Records about charts and figures:
*-*-*

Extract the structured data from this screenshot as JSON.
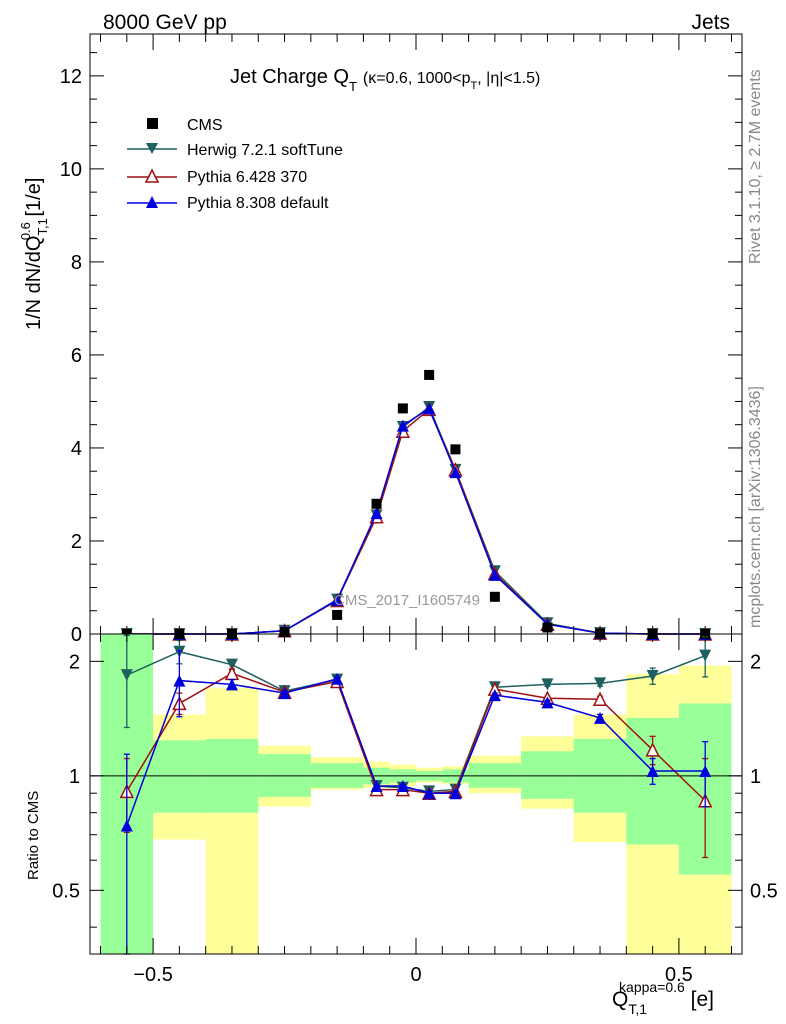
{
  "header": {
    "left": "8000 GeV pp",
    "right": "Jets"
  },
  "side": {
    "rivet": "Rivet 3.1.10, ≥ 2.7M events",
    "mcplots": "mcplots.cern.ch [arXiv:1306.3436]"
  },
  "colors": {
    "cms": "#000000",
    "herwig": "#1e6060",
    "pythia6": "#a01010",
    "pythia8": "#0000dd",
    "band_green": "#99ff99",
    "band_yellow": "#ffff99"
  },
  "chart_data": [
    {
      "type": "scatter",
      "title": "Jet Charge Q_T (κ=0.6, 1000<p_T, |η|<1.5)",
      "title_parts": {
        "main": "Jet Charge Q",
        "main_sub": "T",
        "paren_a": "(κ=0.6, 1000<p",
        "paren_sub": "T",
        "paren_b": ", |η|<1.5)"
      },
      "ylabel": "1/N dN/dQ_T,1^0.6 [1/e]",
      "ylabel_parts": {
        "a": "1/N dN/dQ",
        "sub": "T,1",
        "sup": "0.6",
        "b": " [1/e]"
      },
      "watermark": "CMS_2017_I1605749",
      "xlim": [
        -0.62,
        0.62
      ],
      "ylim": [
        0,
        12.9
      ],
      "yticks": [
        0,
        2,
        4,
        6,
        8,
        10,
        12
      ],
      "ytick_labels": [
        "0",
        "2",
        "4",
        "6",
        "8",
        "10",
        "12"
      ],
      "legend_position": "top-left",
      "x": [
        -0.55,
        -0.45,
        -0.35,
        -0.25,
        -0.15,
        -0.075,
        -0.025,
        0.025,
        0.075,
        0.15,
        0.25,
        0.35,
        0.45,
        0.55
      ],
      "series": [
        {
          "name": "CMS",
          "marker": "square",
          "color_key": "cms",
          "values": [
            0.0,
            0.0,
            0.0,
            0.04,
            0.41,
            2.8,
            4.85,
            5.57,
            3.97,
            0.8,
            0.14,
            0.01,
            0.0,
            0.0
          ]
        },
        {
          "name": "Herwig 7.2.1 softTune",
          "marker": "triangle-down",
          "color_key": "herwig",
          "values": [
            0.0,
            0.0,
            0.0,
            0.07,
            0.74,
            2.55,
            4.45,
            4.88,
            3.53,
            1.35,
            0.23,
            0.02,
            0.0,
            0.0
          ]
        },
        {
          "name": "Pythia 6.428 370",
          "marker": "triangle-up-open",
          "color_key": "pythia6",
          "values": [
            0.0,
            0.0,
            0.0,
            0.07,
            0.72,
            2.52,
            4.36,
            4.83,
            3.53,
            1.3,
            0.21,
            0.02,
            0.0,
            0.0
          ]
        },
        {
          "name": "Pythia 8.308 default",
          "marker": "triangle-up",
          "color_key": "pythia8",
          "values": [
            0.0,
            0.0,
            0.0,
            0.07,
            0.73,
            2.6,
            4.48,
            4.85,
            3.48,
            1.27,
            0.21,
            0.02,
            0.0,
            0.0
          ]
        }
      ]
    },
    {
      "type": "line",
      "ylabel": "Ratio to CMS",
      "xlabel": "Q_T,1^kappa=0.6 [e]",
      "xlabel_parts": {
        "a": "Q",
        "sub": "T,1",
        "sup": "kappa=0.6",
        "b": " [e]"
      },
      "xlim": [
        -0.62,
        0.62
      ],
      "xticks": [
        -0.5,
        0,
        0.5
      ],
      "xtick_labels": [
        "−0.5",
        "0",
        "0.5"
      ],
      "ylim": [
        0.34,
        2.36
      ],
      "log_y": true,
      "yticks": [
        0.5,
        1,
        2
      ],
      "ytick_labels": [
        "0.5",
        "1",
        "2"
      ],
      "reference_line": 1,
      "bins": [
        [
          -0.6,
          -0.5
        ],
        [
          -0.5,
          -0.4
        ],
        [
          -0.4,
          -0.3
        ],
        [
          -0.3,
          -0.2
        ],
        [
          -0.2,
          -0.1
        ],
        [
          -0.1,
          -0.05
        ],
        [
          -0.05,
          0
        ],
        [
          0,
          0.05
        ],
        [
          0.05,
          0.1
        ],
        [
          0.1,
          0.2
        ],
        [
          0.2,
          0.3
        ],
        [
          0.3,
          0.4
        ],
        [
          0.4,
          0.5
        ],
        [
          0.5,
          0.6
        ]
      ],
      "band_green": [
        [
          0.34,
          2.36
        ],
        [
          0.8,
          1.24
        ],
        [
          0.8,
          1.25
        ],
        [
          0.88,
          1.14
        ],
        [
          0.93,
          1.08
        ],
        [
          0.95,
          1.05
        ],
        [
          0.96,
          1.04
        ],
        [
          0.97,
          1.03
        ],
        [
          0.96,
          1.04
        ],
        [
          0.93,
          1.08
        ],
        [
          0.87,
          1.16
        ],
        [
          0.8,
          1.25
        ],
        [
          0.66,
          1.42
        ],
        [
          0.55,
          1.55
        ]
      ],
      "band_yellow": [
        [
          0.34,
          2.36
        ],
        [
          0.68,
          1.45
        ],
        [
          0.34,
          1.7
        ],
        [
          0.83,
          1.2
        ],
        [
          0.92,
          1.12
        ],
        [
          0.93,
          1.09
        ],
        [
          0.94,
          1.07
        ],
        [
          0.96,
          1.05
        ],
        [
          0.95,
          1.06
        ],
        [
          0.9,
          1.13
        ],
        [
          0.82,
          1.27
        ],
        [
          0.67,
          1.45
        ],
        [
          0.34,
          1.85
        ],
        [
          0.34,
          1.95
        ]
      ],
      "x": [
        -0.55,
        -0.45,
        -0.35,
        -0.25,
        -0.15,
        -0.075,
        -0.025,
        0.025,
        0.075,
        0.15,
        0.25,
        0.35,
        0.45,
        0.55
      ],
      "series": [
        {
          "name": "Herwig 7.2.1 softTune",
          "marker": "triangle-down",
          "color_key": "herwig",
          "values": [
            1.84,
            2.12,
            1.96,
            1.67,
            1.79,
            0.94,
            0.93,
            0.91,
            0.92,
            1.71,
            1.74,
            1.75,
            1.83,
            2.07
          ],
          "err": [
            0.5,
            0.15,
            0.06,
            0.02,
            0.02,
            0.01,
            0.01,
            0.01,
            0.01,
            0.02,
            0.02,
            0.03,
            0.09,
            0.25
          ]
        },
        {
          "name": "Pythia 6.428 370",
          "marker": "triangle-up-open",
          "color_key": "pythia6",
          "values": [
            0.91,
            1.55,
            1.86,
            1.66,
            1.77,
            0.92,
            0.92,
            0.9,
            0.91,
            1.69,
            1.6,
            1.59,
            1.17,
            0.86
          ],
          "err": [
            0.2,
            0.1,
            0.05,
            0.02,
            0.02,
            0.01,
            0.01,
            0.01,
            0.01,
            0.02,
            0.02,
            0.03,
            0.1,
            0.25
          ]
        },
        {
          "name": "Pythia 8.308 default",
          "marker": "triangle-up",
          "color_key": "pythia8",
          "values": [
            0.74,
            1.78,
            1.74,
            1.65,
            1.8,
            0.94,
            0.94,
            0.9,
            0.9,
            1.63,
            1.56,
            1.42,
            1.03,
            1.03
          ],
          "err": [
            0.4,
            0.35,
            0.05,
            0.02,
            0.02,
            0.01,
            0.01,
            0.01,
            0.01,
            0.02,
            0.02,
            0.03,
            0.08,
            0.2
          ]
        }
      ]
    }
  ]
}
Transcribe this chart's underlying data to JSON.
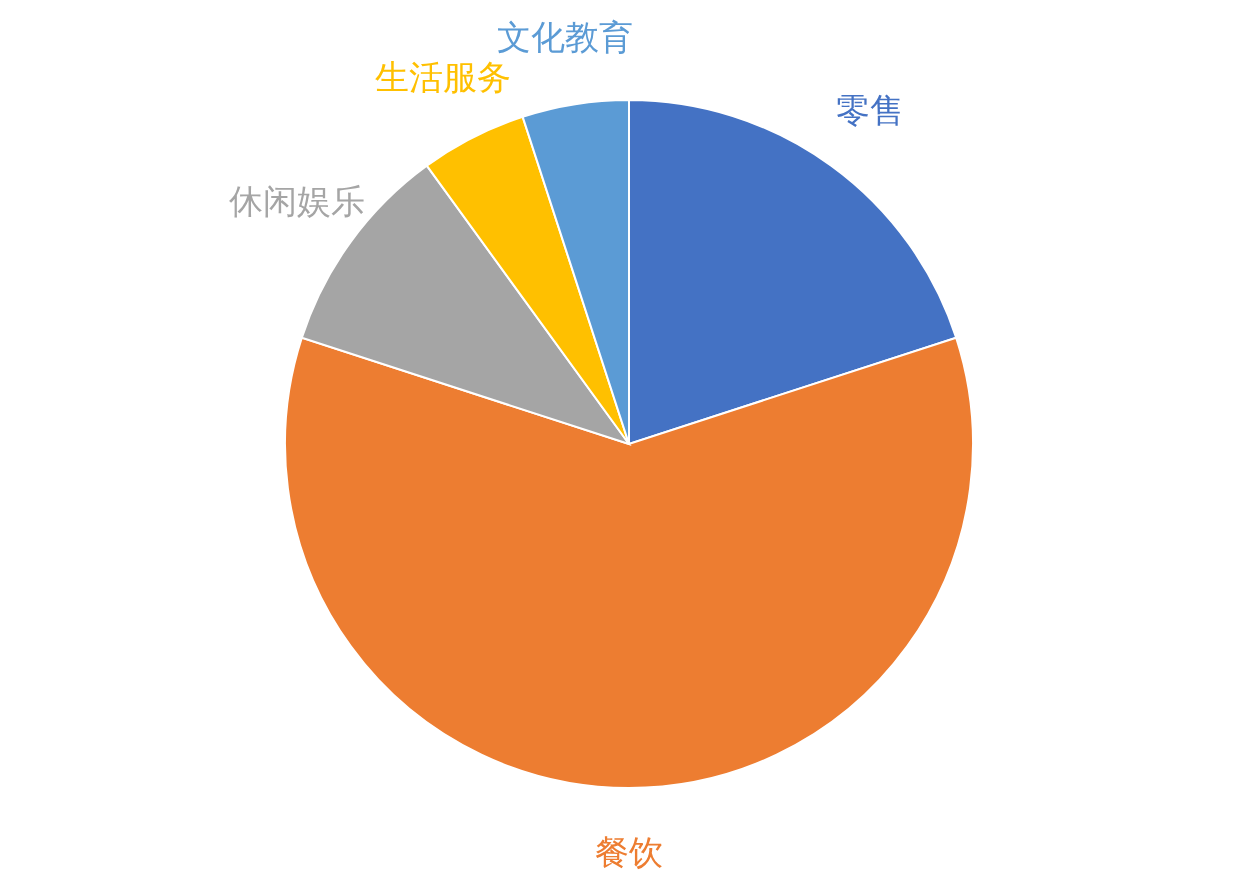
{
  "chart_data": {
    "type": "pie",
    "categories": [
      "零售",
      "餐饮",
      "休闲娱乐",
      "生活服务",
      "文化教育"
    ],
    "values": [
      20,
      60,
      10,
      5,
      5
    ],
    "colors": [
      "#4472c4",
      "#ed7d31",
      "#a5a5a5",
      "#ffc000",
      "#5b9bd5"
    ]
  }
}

*-*-*

§ **AIM**
Find how many lines of the listing include the string "JSON" and give that number, nothing else.

§ **RESPONSE FOR THIS EXERCISE**
2